● Data section:
»»

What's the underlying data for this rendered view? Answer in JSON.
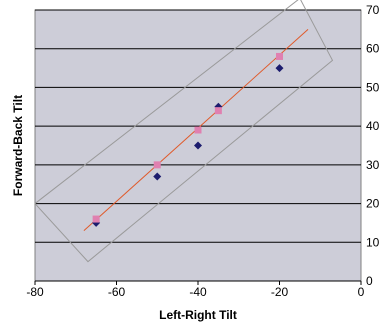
{
  "chart_data": {
    "type": "scatter",
    "title": "",
    "xlabel": "Left-Right Tilt",
    "ylabel": "Forward-Back Tilt",
    "xlim": [
      -80,
      0
    ],
    "ylim": [
      0,
      70
    ],
    "x_ticks": [
      "-80",
      "-60",
      "-40",
      "-20",
      "0"
    ],
    "y_ticks": [
      "0",
      "10",
      "20",
      "30",
      "40",
      "50",
      "60",
      "70"
    ],
    "y_axis_position": "right",
    "grid": "horizontal",
    "legend": "none",
    "series": [
      {
        "marker": "diamond",
        "color": "#1c1c6e",
        "points": [
          [
            -65,
            15
          ],
          [
            -50,
            27
          ],
          [
            -40,
            35
          ],
          [
            -35,
            45
          ],
          [
            -20,
            55
          ]
        ]
      },
      {
        "marker": "square",
        "color": "#e080b0",
        "points": [
          [
            -65,
            16
          ],
          [
            -50,
            30
          ],
          [
            -40,
            39
          ],
          [
            -35,
            44
          ],
          [
            -20,
            58
          ]
        ]
      }
    ],
    "trendline": {
      "color": "#e05a2a",
      "from": [
        -68,
        13
      ],
      "to": [
        -13,
        65
      ]
    },
    "colors": {
      "plot_background": "#cdcdd8",
      "gridline": "#000000",
      "ellipse_box": "#9a9a9a"
    }
  }
}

««

Pictures stay out; repeat all the rest of the records exactly.

● Result of this task:
What's the underlying data for this rendered view? Answer in JSON.
{
  "chart_data": {
    "type": "scatter",
    "title": "",
    "xlabel": "Left-Right Tilt",
    "ylabel": "Forward-Back Tilt",
    "xlim": [
      -80,
      0
    ],
    "ylim": [
      0,
      70
    ],
    "x_ticks": [
      "-80",
      "-60",
      "-40",
      "-20",
      "0"
    ],
    "y_ticks": [
      "0",
      "10",
      "20",
      "30",
      "40",
      "50",
      "60",
      "70"
    ],
    "y_axis_position": "right",
    "grid": "horizontal",
    "legend": "none",
    "series": [
      {
        "marker": "diamond",
        "color": "#1c1c6e",
        "points": [
          [
            -65,
            15
          ],
          [
            -50,
            27
          ],
          [
            -40,
            35
          ],
          [
            -35,
            45
          ],
          [
            -20,
            55
          ]
        ]
      },
      {
        "marker": "square",
        "color": "#e080b0",
        "points": [
          [
            -65,
            16
          ],
          [
            -50,
            30
          ],
          [
            -40,
            39
          ],
          [
            -35,
            44
          ],
          [
            -20,
            58
          ]
        ]
      }
    ],
    "trendline": {
      "color": "#e05a2a",
      "from": [
        -68,
        13
      ],
      "to": [
        -13,
        65
      ]
    },
    "colors": {
      "plot_background": "#cdcdd8",
      "gridline": "#000000",
      "ellipse_box": "#9a9a9a"
    }
  }
}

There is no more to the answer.